Excerpts from a figure dataset
· · ·

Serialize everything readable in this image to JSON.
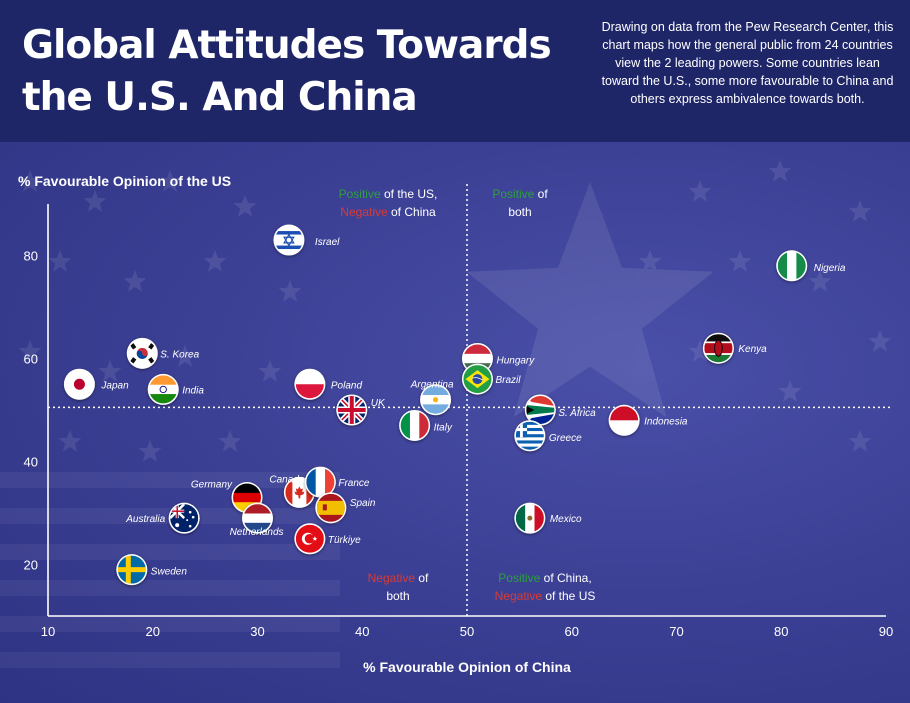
{
  "header": {
    "title": "Global Attitudes Towards the U.S. And China",
    "description": "Drawing on data from the Pew Research Center, this chart maps how the general public from 24 countries view the 2 leading powers. Some countries lean toward the U.S., some more favourable to China and others express ambivalence towards both."
  },
  "chart_data": {
    "type": "scatter",
    "title": "Global Attitudes Towards the U.S. And China",
    "xlabel": "% Favourable Opinion of China",
    "ylabel": "% Favourable Opinion of the US",
    "xlim": [
      10,
      90
    ],
    "ylim": [
      10,
      90
    ],
    "xticks": [
      10,
      20,
      30,
      40,
      50,
      60,
      70,
      80,
      90
    ],
    "yticks": [
      20,
      40,
      60,
      80
    ],
    "divider_x": 50,
    "divider_y": 50.5,
    "quadrants": [
      {
        "pos": "top-left",
        "highlight": "Positive",
        "highlight_color": "#2e9e3e",
        "rest1": " of the US,",
        "neg": "Negative",
        "neg_color": "#d93a35",
        "rest2": " of China"
      },
      {
        "pos": "top-right",
        "highlight": "Positive",
        "highlight_color": "#2e9e3e",
        "rest1": " of",
        "rest2": "both"
      },
      {
        "pos": "bottom-left",
        "highlight": "Negative",
        "highlight_color": "#d93a35",
        "rest1": " of",
        "rest2": "both"
      },
      {
        "pos": "bottom-right",
        "highlight": "Positive",
        "highlight_color": "#2e9e3e",
        "rest1": " of China,",
        "neg": "Negative",
        "neg_color": "#d93a35",
        "rest2": " of the US"
      }
    ],
    "points": [
      {
        "country": "Israel",
        "x": 33,
        "y": 83,
        "flag": "israel"
      },
      {
        "country": "Nigeria",
        "x": 81,
        "y": 78,
        "flag": "nigeria"
      },
      {
        "country": "Kenya",
        "x": 74,
        "y": 62,
        "flag": "kenya"
      },
      {
        "country": "S. Korea",
        "x": 19,
        "y": 61,
        "flag": "skorea"
      },
      {
        "country": "Hungary",
        "x": 51,
        "y": 60,
        "flag": "hungary"
      },
      {
        "country": "Japan",
        "x": 13,
        "y": 55,
        "flag": "japan"
      },
      {
        "country": "India",
        "x": 21,
        "y": 54,
        "flag": "india"
      },
      {
        "country": "Poland",
        "x": 35,
        "y": 55,
        "flag": "poland"
      },
      {
        "country": "Brazil",
        "x": 51,
        "y": 56,
        "flag": "brazil"
      },
      {
        "country": "Argentina",
        "x": 47,
        "y": 52,
        "flag": "argentina"
      },
      {
        "country": "UK",
        "x": 39,
        "y": 50,
        "flag": "uk"
      },
      {
        "country": "S. Africa",
        "x": 57,
        "y": 50,
        "flag": "safrica"
      },
      {
        "country": "Indonesia",
        "x": 65,
        "y": 48,
        "flag": "indonesia"
      },
      {
        "country": "Italy",
        "x": 45,
        "y": 47,
        "flag": "italy"
      },
      {
        "country": "Greece",
        "x": 56,
        "y": 45,
        "flag": "greece"
      },
      {
        "country": "Canada",
        "x": 34,
        "y": 34,
        "flag": "canada"
      },
      {
        "country": "France",
        "x": 36,
        "y": 36,
        "flag": "france"
      },
      {
        "country": "Germany",
        "x": 29,
        "y": 33,
        "flag": "germany"
      },
      {
        "country": "Spain",
        "x": 37,
        "y": 31,
        "flag": "spain"
      },
      {
        "country": "Australia",
        "x": 23,
        "y": 29,
        "flag": "australia"
      },
      {
        "country": "Netherlands",
        "x": 30,
        "y": 29,
        "flag": "netherlands"
      },
      {
        "country": "Mexico",
        "x": 56,
        "y": 29,
        "flag": "mexico"
      },
      {
        "country": "Türkiye",
        "x": 35,
        "y": 25,
        "flag": "turkiye"
      },
      {
        "country": "Sweden",
        "x": 18,
        "y": 19,
        "flag": "sweden"
      }
    ]
  }
}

· · ·

Given exercise: Drop the pictures and reproduce the rest of the entries above exactly.

Written reply:
Serialize everything readable in this image to JSON.
{
  "header": {
    "title": "Global Attitudes Towards the U.S. And China",
    "description": "Drawing on data from the Pew Research Center, this chart maps how the general public from 24 countries view the 2 leading powers. Some countries lean toward the U.S., some more favourable to China and others express ambivalence towards both."
  },
  "chart_data": {
    "type": "scatter",
    "title": "Global Attitudes Towards the U.S. And China",
    "xlabel": "% Favourable Opinion of China",
    "ylabel": "% Favourable Opinion of the US",
    "xlim": [
      10,
      90
    ],
    "ylim": [
      10,
      90
    ],
    "xticks": [
      10,
      20,
      30,
      40,
      50,
      60,
      70,
      80,
      90
    ],
    "yticks": [
      20,
      40,
      60,
      80
    ],
    "divider_x": 50,
    "divider_y": 50.5,
    "quadrants": [
      {
        "pos": "top-left",
        "highlight": "Positive",
        "highlight_color": "#2e9e3e",
        "rest1": " of the US,",
        "neg": "Negative",
        "neg_color": "#d93a35",
        "rest2": " of China"
      },
      {
        "pos": "top-right",
        "highlight": "Positive",
        "highlight_color": "#2e9e3e",
        "rest1": " of",
        "rest2": "both"
      },
      {
        "pos": "bottom-left",
        "highlight": "Negative",
        "highlight_color": "#d93a35",
        "rest1": " of",
        "rest2": "both"
      },
      {
        "pos": "bottom-right",
        "highlight": "Positive",
        "highlight_color": "#2e9e3e",
        "rest1": " of China,",
        "neg": "Negative",
        "neg_color": "#d93a35",
        "rest2": " of the US"
      }
    ],
    "points": [
      {
        "country": "Israel",
        "x": 33,
        "y": 83,
        "flag": "israel"
      },
      {
        "country": "Nigeria",
        "x": 81,
        "y": 78,
        "flag": "nigeria"
      },
      {
        "country": "Kenya",
        "x": 74,
        "y": 62,
        "flag": "kenya"
      },
      {
        "country": "S. Korea",
        "x": 19,
        "y": 61,
        "flag": "skorea"
      },
      {
        "country": "Hungary",
        "x": 51,
        "y": 60,
        "flag": "hungary"
      },
      {
        "country": "Japan",
        "x": 13,
        "y": 55,
        "flag": "japan"
      },
      {
        "country": "India",
        "x": 21,
        "y": 54,
        "flag": "india"
      },
      {
        "country": "Poland",
        "x": 35,
        "y": 55,
        "flag": "poland"
      },
      {
        "country": "Brazil",
        "x": 51,
        "y": 56,
        "flag": "brazil"
      },
      {
        "country": "Argentina",
        "x": 47,
        "y": 52,
        "flag": "argentina"
      },
      {
        "country": "UK",
        "x": 39,
        "y": 50,
        "flag": "uk"
      },
      {
        "country": "S. Africa",
        "x": 57,
        "y": 50,
        "flag": "safrica"
      },
      {
        "country": "Indonesia",
        "x": 65,
        "y": 48,
        "flag": "indonesia"
      },
      {
        "country": "Italy",
        "x": 45,
        "y": 47,
        "flag": "italy"
      },
      {
        "country": "Greece",
        "x": 56,
        "y": 45,
        "flag": "greece"
      },
      {
        "country": "Canada",
        "x": 34,
        "y": 34,
        "flag": "canada"
      },
      {
        "country": "France",
        "x": 36,
        "y": 36,
        "flag": "france"
      },
      {
        "country": "Germany",
        "x": 29,
        "y": 33,
        "flag": "germany"
      },
      {
        "country": "Spain",
        "x": 37,
        "y": 31,
        "flag": "spain"
      },
      {
        "country": "Australia",
        "x": 23,
        "y": 29,
        "flag": "australia"
      },
      {
        "country": "Netherlands",
        "x": 30,
        "y": 29,
        "flag": "netherlands"
      },
      {
        "country": "Mexico",
        "x": 56,
        "y": 29,
        "flag": "mexico"
      },
      {
        "country": "Türkiye",
        "x": 35,
        "y": 25,
        "flag": "turkiye"
      },
      {
        "country": "Sweden",
        "x": 18,
        "y": 19,
        "flag": "sweden"
      }
    ]
  }
}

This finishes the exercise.